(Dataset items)
★ ★ ★

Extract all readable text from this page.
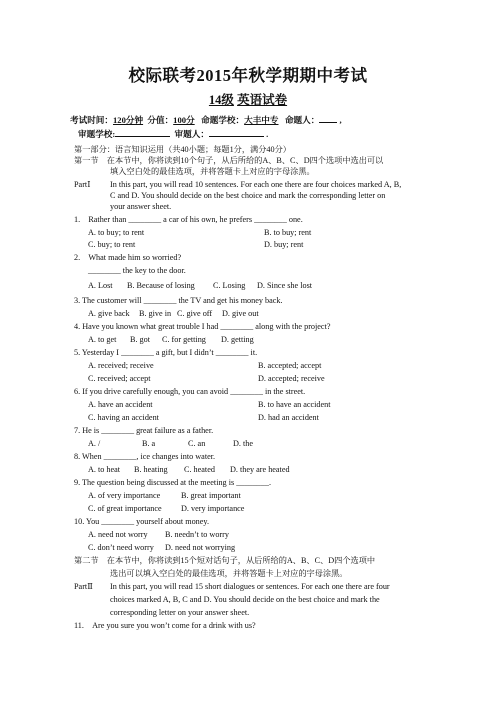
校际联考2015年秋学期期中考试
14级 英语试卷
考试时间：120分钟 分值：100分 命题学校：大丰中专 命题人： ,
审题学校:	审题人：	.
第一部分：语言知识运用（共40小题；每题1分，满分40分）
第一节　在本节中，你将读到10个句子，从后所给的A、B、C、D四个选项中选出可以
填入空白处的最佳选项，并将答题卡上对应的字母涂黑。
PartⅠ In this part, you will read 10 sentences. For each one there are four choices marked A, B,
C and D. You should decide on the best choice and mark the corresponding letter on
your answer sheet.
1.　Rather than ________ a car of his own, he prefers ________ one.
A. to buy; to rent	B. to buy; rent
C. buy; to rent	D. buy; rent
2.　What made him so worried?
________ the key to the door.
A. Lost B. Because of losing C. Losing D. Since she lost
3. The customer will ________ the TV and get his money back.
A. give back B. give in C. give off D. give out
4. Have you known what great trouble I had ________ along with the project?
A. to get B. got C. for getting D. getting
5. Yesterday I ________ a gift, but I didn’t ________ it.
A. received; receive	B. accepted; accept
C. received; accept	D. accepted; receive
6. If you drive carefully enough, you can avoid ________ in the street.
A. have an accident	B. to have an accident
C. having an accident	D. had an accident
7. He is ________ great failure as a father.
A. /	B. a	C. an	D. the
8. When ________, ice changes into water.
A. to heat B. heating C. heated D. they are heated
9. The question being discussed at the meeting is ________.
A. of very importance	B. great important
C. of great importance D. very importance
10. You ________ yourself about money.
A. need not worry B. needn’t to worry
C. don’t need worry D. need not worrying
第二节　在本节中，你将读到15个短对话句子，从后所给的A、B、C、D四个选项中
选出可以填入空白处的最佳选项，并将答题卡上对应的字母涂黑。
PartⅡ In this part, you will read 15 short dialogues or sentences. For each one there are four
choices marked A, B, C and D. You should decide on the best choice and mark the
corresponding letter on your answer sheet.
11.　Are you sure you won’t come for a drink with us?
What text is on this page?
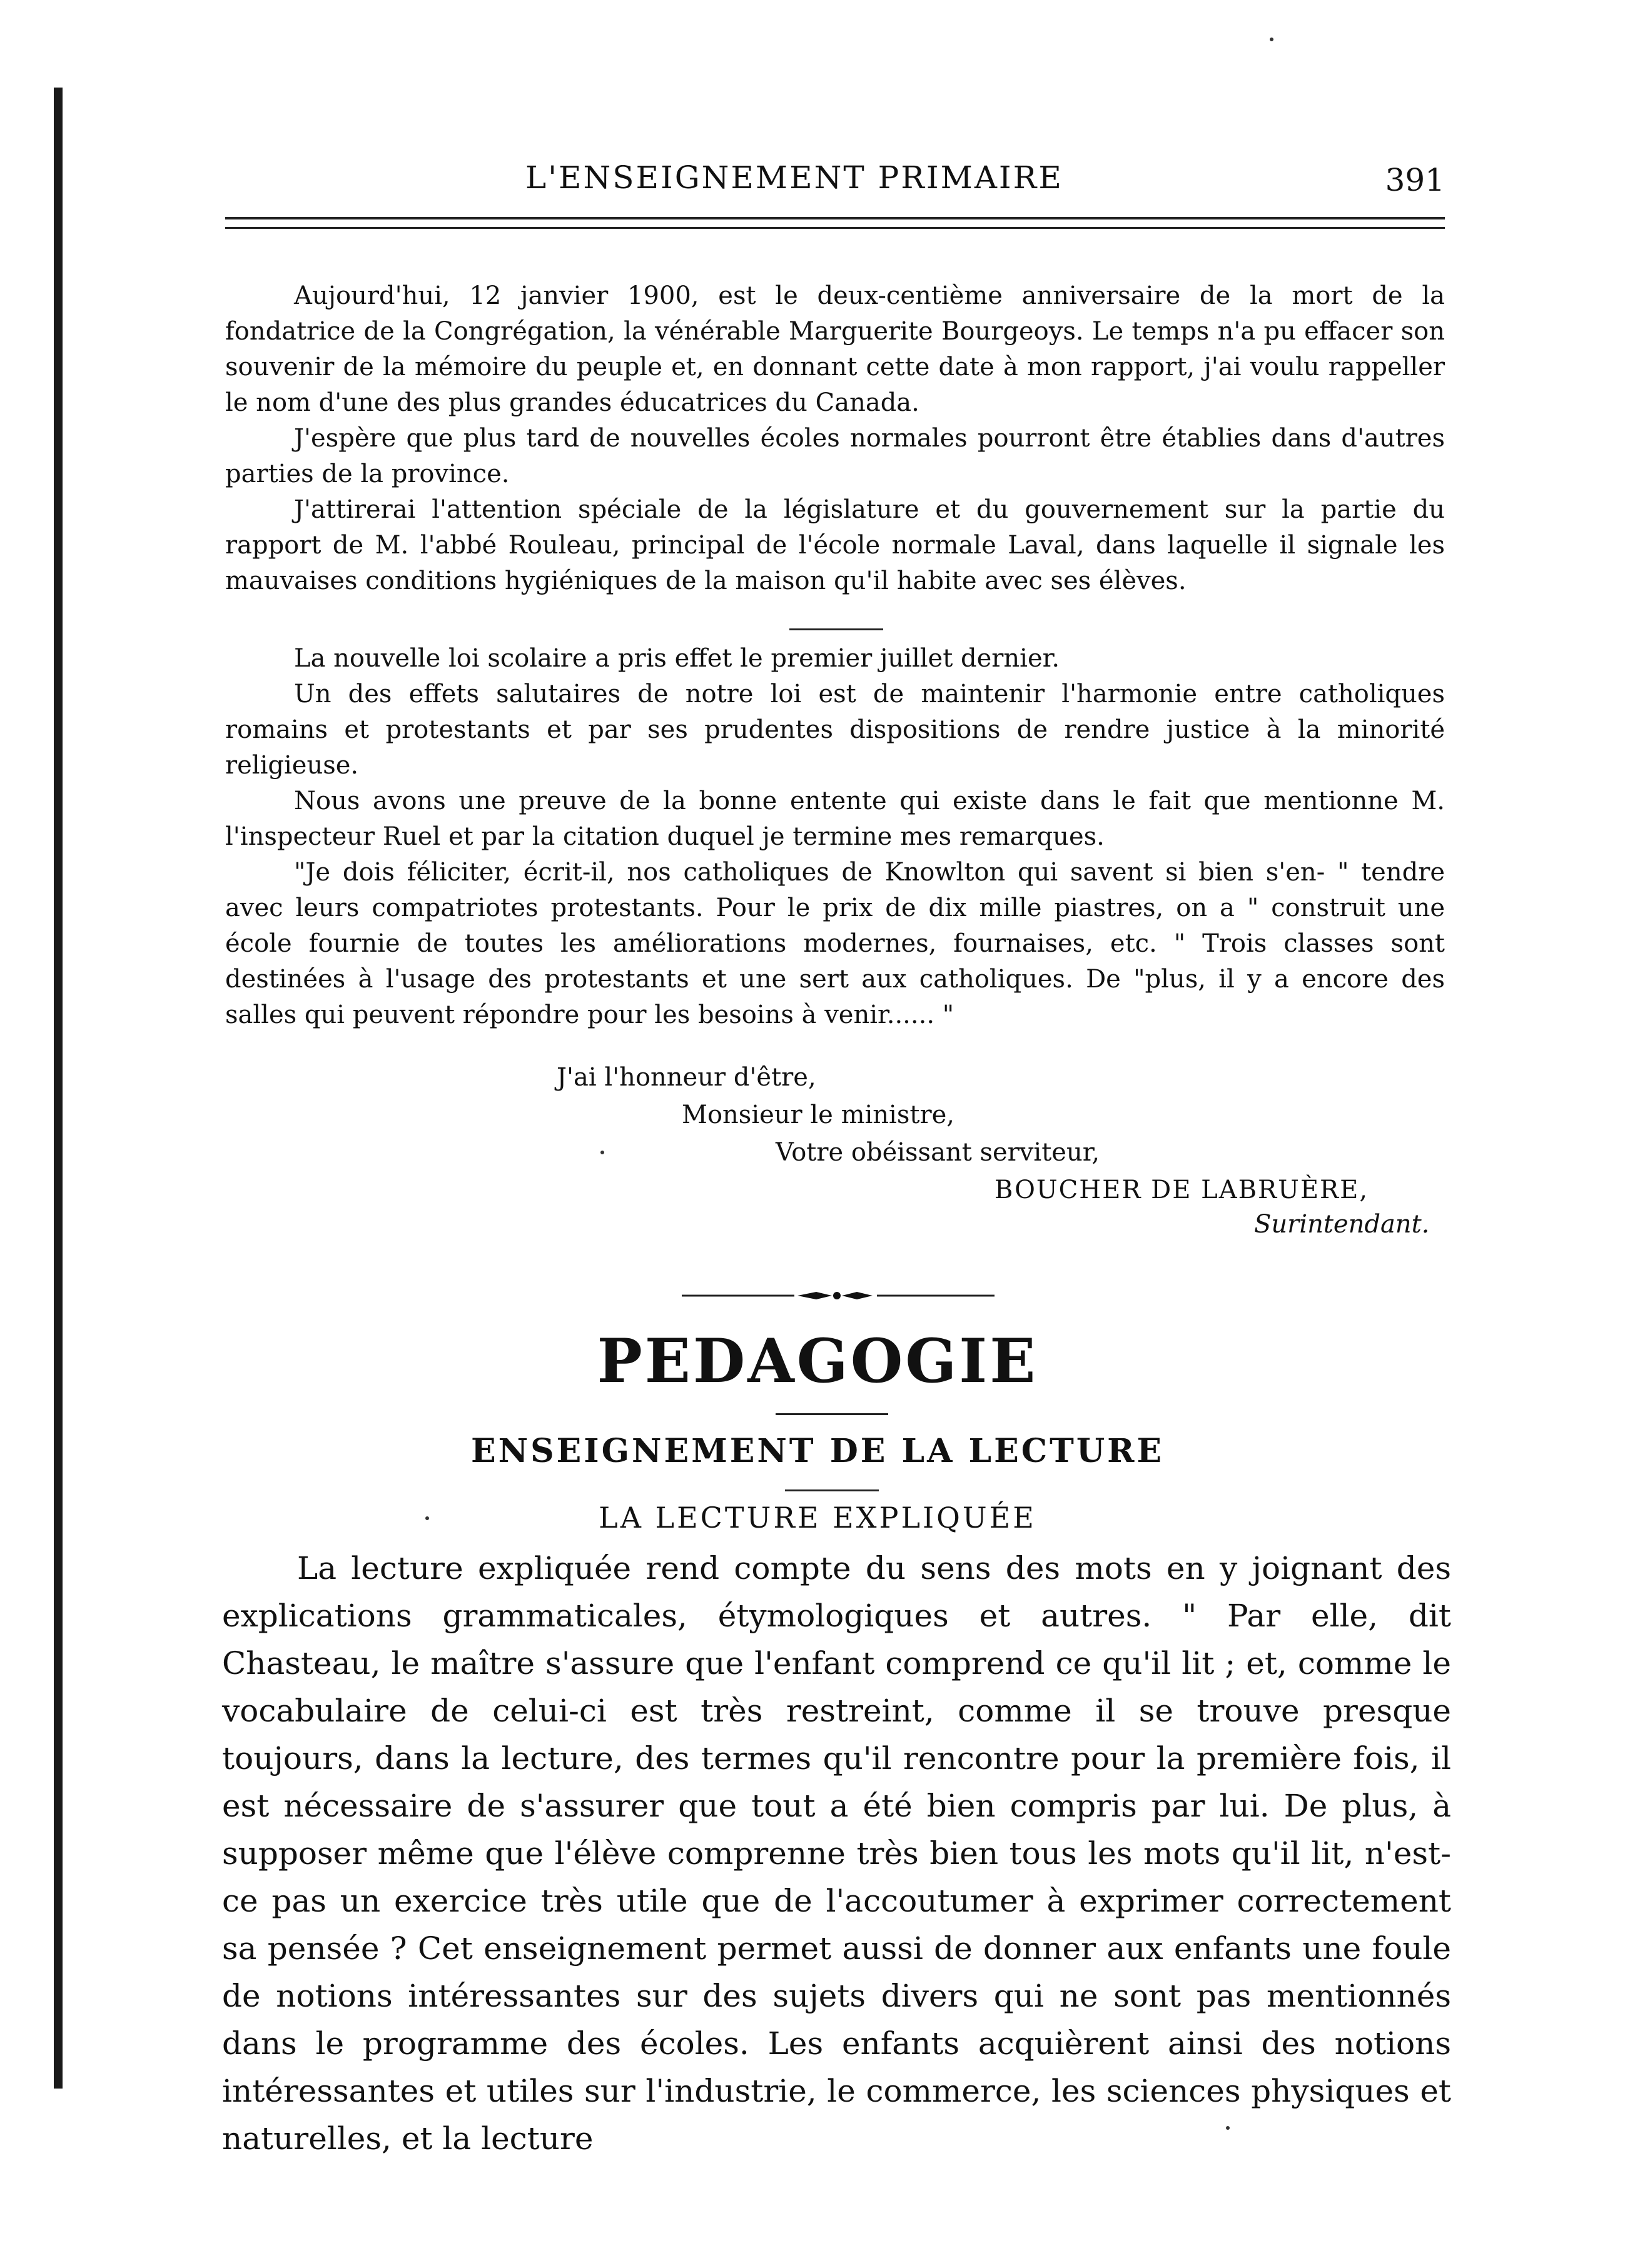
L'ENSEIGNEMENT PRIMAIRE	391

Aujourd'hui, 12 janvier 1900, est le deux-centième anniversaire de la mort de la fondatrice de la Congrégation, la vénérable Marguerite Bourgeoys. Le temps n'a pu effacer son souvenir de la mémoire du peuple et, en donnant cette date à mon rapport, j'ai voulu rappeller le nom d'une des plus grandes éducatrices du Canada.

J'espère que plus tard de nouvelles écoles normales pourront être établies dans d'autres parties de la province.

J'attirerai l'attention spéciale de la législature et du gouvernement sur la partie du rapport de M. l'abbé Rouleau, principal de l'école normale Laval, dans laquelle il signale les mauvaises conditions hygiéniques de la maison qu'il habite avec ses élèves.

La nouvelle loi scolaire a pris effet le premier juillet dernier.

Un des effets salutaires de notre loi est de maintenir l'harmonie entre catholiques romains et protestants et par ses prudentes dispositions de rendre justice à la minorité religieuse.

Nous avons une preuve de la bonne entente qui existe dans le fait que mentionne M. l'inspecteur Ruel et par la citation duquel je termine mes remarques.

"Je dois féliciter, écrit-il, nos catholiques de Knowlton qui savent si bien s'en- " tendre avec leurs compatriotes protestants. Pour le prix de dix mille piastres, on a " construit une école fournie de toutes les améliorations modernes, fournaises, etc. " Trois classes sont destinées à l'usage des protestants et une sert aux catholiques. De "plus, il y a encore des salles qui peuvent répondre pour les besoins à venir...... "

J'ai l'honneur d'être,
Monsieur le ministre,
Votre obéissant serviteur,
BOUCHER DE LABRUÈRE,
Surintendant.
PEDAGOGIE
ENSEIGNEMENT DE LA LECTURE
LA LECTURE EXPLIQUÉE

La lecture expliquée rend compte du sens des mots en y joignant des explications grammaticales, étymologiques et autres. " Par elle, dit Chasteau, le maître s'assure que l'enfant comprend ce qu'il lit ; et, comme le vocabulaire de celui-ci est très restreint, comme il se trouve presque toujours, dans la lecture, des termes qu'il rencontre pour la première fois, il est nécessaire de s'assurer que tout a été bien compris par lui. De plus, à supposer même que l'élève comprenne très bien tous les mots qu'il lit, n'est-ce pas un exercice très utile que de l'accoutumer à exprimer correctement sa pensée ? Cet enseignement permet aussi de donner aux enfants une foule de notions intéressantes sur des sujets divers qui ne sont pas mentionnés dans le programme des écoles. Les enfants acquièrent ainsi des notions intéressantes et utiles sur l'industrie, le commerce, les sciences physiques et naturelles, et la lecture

★ ★ ★

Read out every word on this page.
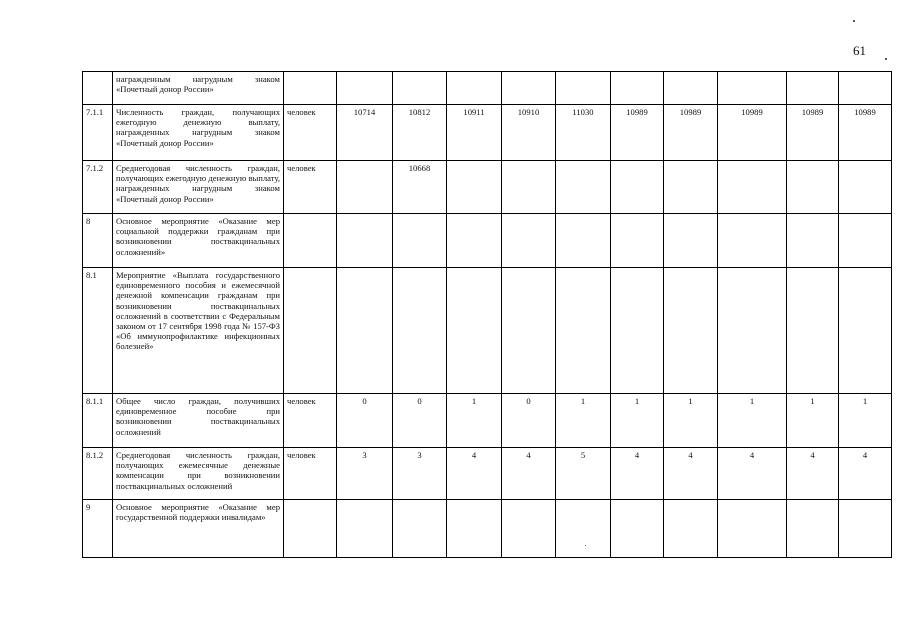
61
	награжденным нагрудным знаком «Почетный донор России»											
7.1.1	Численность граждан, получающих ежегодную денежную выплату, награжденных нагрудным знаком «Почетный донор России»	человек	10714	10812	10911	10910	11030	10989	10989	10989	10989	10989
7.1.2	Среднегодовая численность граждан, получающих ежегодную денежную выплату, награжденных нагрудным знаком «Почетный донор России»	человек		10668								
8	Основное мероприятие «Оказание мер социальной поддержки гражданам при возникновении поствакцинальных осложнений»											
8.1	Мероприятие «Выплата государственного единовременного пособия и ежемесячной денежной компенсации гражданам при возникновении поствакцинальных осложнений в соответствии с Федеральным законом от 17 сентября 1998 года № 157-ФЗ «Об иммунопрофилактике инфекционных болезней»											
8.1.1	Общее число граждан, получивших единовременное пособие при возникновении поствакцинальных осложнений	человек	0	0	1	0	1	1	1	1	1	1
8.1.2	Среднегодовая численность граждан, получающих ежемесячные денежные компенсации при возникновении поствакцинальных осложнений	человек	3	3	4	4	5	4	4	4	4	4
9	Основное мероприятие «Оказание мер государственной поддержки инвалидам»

★ ★ ★

(What needs to be done) Provide solely the number of lines in the data that include the word "text".

(Correct result) 2